[Exercise details]:
Gather each line containing the string "first" from these entries.
───── Supplied information
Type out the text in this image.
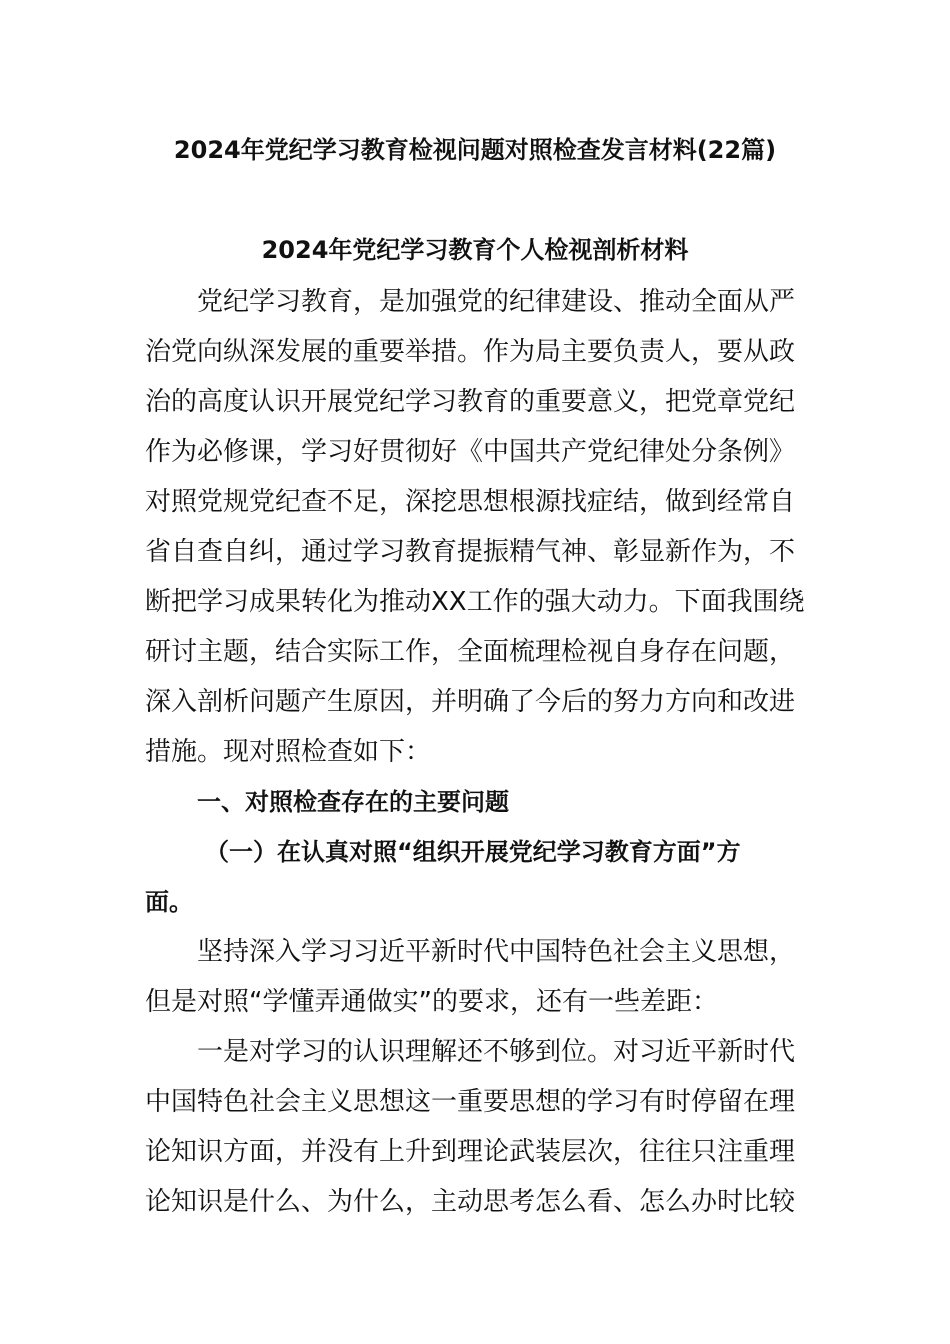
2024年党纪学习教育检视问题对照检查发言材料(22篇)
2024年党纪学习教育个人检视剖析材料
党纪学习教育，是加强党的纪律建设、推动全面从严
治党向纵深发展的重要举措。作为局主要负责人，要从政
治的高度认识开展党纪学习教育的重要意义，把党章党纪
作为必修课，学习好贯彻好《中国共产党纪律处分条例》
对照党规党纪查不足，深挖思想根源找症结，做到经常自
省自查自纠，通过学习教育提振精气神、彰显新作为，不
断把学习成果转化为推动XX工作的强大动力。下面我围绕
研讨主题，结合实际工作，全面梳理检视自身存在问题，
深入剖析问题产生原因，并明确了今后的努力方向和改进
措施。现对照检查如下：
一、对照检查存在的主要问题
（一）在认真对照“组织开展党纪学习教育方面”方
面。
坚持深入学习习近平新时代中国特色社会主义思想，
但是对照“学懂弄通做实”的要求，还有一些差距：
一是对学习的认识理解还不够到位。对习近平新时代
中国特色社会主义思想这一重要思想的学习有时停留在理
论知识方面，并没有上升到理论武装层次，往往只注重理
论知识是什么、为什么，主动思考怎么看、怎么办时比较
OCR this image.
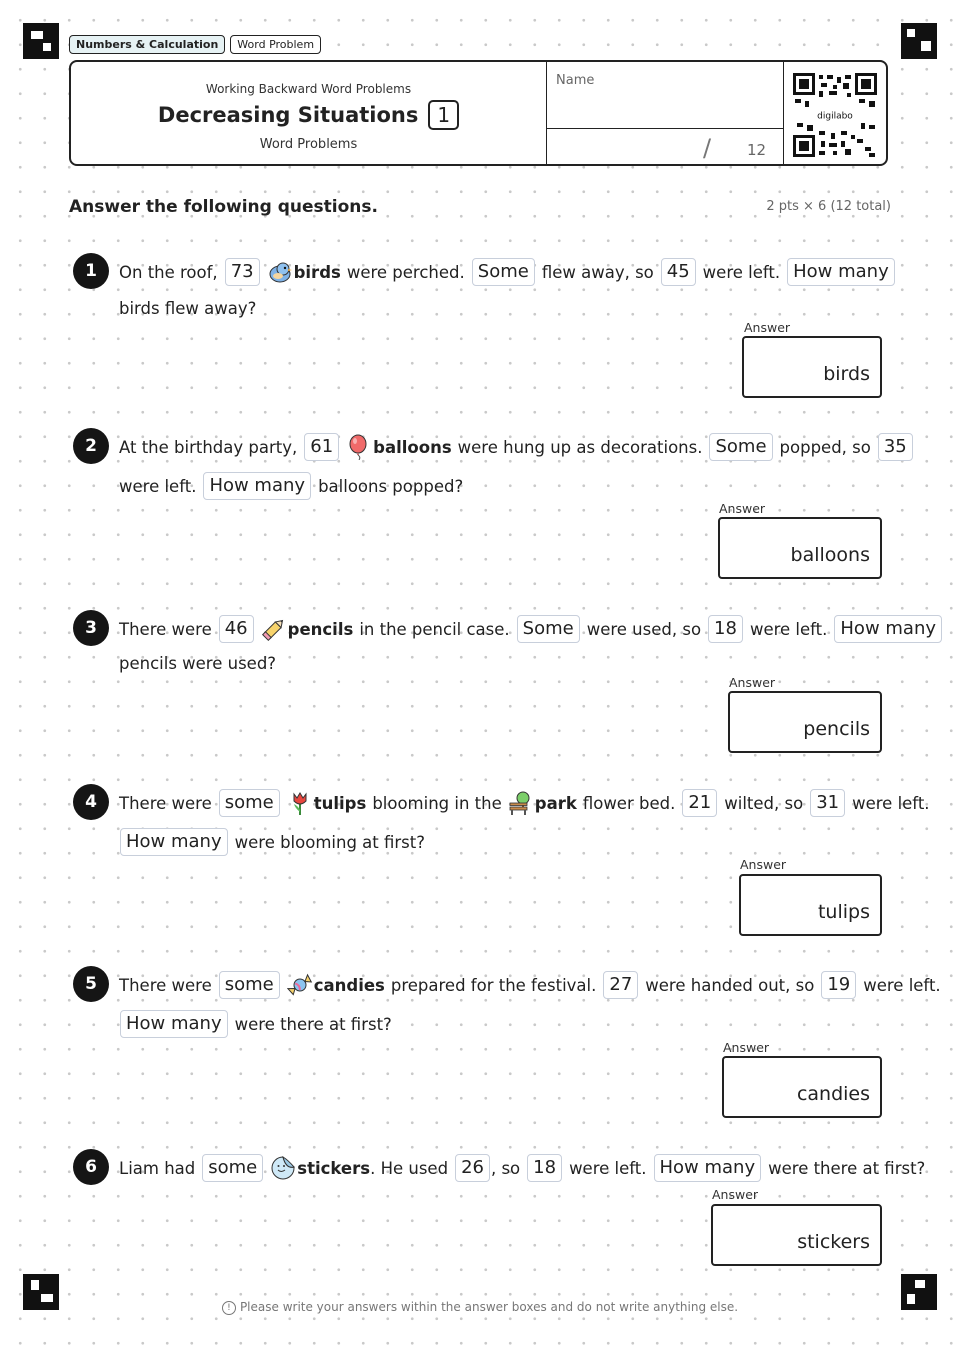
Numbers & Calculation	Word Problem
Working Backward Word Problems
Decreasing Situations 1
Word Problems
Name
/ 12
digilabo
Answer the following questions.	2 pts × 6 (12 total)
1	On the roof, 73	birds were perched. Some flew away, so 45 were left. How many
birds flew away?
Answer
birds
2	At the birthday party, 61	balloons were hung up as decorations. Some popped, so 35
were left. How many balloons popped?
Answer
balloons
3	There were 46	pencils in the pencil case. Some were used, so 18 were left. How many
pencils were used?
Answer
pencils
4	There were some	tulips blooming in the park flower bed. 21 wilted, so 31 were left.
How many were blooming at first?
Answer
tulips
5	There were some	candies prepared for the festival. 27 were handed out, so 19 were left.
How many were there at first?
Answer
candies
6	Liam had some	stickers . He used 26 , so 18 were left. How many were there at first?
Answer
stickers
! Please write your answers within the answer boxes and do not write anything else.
──────────
───── Supplied information
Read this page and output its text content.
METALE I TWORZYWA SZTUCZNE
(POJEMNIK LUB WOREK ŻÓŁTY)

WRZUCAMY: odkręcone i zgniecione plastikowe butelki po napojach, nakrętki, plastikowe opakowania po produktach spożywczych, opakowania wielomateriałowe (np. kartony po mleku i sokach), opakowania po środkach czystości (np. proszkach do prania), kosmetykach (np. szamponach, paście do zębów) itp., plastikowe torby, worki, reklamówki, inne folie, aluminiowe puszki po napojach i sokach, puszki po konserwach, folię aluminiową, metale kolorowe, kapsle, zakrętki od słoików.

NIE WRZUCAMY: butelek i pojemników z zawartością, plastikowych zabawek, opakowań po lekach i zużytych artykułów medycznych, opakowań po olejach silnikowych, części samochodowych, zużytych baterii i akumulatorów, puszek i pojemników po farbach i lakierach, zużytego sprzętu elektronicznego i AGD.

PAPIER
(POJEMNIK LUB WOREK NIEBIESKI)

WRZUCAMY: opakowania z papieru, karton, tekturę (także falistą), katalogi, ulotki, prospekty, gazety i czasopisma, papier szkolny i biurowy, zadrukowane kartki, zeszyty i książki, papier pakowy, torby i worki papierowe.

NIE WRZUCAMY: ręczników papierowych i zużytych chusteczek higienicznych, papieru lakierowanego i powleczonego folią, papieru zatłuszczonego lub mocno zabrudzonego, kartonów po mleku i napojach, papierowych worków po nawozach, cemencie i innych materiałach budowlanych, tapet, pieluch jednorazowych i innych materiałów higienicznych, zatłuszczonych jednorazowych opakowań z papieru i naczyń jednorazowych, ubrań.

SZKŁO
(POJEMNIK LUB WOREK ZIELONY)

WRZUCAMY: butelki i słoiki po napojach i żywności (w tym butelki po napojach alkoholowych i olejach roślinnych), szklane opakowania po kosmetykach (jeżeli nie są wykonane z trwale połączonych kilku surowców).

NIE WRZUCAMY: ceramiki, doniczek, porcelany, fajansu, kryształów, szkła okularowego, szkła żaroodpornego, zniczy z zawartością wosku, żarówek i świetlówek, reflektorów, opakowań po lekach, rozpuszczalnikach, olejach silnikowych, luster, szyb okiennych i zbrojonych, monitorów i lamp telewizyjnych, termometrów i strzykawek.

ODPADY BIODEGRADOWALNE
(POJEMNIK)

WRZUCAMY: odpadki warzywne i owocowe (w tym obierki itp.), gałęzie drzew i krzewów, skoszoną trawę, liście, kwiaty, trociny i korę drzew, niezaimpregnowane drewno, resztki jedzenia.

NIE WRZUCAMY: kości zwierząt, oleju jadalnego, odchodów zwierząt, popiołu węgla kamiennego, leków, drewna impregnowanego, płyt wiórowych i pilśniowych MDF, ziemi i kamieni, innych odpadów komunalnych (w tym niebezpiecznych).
──────────
───── Supplied information
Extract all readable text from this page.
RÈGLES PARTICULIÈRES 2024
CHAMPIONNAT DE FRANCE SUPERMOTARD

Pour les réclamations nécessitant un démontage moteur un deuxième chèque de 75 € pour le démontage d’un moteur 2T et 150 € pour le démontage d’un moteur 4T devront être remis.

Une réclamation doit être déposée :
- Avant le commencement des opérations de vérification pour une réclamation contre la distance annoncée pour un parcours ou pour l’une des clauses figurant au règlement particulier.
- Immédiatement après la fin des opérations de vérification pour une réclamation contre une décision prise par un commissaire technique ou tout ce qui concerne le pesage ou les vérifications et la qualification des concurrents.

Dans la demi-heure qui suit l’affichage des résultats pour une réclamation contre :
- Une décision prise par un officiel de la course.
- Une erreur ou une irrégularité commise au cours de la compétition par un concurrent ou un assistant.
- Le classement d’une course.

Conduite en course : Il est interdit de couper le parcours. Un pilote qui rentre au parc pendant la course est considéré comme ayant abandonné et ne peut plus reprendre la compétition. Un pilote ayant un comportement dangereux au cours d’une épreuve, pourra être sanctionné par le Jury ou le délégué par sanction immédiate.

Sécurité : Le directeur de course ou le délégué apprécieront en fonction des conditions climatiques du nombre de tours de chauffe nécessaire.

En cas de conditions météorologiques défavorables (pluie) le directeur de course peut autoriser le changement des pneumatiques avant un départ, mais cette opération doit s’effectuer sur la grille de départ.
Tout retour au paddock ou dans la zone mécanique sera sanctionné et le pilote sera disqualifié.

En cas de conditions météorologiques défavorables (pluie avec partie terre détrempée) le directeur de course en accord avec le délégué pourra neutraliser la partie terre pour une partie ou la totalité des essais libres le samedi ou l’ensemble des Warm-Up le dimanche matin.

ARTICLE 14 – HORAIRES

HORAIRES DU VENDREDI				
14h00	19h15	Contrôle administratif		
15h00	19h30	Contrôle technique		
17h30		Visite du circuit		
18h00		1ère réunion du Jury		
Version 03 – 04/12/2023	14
──────────
[Right answer]:
How many were blooming at first?
How many were there at first?
6	Liam had some	stickers . He used 26 , so 18 were left. How many were there at first?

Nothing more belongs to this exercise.